● **Task statement**
Select, from the data, each line where "Lagerbestand" occurs.

● **Materials provided**
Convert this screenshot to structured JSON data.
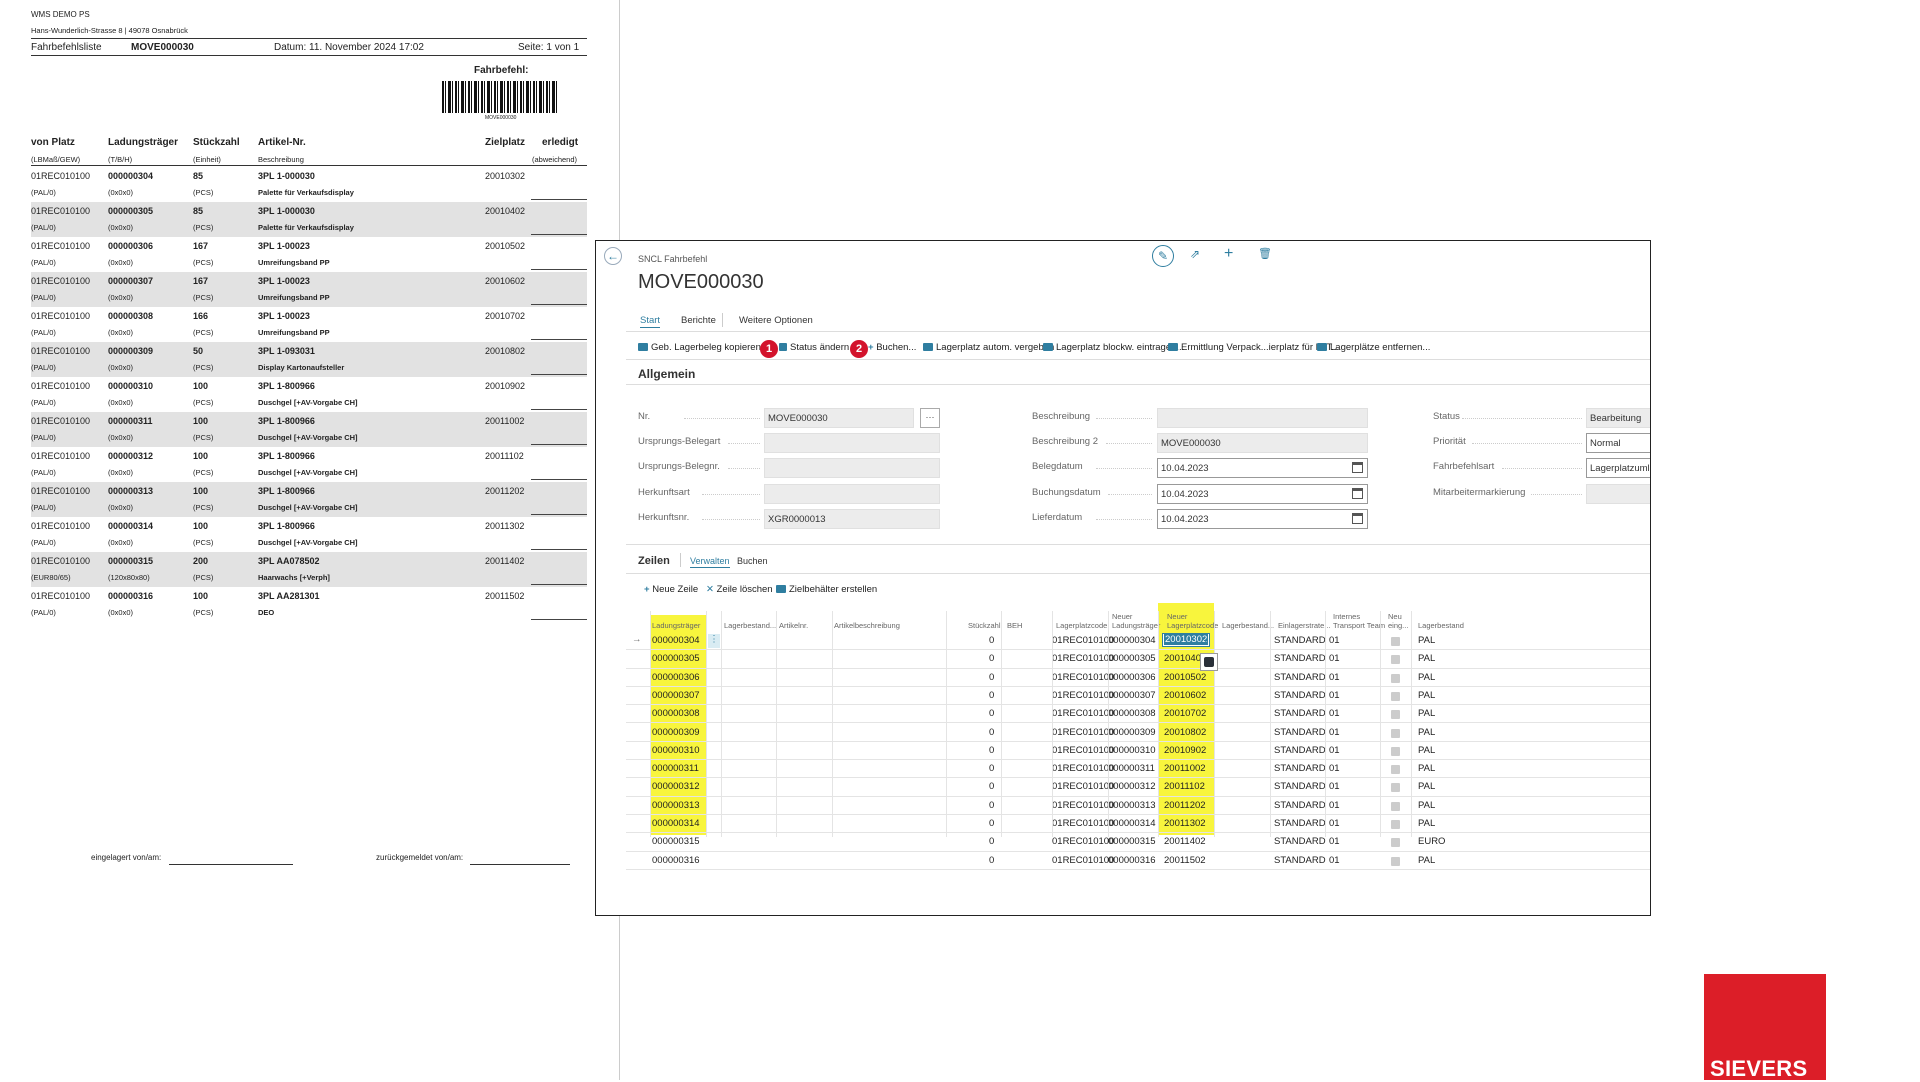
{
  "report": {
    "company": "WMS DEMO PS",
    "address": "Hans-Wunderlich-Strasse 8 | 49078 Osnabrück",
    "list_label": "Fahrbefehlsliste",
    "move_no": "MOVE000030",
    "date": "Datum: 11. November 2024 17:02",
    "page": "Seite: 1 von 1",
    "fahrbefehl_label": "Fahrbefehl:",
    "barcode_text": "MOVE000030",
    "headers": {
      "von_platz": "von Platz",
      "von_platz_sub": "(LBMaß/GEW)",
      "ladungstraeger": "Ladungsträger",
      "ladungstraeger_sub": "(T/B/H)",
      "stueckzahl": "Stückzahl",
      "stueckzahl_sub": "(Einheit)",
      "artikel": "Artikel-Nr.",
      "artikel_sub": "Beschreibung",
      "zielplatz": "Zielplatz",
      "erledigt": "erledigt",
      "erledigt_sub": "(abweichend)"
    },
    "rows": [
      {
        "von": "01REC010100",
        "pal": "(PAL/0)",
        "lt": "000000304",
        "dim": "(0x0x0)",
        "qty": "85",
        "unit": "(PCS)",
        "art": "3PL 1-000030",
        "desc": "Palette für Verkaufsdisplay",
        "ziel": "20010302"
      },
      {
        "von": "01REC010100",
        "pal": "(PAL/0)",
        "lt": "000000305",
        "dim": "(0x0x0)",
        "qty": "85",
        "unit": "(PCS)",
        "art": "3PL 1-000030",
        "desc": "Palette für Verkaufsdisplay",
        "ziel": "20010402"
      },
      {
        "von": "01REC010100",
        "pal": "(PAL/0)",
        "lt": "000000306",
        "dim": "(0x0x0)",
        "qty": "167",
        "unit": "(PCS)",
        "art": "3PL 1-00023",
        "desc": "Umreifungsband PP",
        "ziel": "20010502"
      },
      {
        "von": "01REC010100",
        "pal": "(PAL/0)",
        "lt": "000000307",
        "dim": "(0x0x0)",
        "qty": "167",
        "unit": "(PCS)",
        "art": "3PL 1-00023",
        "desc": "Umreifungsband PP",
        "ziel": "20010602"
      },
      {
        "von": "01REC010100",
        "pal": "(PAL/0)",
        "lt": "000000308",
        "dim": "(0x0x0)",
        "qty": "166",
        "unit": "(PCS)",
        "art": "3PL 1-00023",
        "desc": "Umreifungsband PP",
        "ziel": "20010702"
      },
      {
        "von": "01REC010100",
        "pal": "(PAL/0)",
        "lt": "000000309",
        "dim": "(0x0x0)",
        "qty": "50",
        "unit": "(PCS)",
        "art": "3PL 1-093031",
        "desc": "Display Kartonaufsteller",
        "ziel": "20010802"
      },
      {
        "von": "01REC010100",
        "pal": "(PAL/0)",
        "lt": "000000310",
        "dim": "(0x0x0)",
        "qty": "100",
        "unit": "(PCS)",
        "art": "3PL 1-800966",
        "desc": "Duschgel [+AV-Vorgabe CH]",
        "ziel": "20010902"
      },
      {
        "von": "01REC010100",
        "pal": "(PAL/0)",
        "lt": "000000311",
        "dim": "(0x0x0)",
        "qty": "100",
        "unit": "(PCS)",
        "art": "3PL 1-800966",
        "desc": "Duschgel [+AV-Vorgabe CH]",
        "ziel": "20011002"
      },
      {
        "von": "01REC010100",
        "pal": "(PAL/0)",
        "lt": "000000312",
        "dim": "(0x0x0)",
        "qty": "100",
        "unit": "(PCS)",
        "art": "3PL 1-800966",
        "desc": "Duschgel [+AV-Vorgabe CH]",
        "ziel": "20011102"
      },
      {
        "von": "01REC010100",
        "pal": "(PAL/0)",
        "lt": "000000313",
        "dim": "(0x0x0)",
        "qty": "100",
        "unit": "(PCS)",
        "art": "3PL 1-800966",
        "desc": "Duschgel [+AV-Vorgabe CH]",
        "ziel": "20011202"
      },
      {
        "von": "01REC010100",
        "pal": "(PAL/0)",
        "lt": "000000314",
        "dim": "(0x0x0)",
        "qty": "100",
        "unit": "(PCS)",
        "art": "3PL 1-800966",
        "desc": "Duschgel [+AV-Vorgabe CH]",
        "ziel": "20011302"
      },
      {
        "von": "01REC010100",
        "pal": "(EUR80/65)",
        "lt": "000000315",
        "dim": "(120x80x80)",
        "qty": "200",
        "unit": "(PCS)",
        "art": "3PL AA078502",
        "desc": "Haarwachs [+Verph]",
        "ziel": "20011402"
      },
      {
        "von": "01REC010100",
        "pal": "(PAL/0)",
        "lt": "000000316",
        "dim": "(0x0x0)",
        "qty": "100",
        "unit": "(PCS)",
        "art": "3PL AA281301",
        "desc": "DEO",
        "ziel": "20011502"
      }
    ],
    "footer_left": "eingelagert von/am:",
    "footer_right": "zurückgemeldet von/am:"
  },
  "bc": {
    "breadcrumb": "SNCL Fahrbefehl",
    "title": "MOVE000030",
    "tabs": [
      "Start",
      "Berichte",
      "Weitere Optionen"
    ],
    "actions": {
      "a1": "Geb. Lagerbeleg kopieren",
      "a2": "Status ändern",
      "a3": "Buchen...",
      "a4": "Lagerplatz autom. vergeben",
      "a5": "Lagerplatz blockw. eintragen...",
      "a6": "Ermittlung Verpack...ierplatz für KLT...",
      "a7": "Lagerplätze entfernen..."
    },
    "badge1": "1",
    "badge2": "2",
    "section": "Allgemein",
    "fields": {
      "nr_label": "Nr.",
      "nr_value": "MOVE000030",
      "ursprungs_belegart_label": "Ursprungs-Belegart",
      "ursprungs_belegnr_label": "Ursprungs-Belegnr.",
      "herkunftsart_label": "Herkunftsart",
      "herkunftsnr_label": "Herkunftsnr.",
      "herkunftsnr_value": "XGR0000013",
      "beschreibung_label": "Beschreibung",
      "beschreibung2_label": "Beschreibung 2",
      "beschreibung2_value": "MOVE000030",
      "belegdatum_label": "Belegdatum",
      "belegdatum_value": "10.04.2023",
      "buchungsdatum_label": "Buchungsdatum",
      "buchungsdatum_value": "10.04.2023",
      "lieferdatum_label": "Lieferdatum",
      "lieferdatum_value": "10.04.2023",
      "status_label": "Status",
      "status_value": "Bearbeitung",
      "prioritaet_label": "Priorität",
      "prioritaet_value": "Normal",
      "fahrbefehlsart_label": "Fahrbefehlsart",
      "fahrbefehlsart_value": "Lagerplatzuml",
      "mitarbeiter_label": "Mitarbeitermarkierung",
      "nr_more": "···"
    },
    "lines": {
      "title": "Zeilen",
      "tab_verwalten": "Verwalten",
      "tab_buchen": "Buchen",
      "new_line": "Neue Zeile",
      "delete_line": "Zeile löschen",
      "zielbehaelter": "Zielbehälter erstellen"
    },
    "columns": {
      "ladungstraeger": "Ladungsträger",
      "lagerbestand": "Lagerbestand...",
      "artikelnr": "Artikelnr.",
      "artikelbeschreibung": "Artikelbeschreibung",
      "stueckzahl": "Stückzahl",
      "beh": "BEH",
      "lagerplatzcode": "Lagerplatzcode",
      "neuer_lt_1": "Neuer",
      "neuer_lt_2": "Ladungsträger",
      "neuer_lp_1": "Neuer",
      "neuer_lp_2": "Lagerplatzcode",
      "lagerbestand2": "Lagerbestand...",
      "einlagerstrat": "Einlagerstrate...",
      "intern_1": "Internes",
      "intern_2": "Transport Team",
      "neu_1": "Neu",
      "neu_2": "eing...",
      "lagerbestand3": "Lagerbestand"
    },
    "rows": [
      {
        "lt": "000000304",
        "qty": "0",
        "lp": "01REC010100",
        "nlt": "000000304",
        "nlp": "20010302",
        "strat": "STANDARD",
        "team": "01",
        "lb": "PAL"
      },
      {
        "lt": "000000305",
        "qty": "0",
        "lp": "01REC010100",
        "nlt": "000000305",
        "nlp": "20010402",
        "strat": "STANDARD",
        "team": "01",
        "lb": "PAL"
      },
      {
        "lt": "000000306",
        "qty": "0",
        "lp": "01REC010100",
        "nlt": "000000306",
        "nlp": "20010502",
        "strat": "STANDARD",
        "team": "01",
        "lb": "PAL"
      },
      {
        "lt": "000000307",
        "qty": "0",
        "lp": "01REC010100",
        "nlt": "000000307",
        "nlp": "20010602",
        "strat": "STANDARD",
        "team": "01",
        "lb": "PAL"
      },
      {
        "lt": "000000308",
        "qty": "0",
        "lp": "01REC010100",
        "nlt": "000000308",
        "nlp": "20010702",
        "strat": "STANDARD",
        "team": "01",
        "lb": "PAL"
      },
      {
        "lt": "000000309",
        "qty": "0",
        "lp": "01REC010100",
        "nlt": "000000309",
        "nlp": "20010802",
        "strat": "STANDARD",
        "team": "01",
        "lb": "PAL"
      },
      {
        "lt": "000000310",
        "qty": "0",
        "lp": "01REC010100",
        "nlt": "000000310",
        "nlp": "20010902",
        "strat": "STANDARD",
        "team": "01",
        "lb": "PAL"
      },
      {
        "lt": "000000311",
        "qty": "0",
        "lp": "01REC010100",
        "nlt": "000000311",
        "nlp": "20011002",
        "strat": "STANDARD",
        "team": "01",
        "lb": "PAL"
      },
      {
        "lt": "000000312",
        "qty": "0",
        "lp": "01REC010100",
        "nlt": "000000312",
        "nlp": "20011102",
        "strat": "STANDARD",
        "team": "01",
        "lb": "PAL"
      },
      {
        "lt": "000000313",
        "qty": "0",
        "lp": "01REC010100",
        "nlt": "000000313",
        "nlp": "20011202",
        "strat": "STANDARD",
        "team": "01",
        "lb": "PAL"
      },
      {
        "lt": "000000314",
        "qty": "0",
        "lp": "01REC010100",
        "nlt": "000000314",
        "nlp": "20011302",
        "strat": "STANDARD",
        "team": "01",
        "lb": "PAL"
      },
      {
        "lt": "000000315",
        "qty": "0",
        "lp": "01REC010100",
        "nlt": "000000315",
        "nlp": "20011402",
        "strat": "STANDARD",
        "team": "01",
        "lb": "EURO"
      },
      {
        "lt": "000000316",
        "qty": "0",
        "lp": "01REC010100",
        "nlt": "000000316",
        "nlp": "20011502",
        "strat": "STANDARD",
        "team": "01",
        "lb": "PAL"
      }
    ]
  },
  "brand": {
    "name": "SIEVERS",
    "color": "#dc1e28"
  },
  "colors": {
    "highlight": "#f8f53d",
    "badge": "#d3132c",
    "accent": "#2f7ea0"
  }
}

● **Expected answer**
      "lagerbestand": "Lagerbestand...",
      "lagerbestand2": "Lagerbestand...",
      "lagerbestand3": "Lagerbestand"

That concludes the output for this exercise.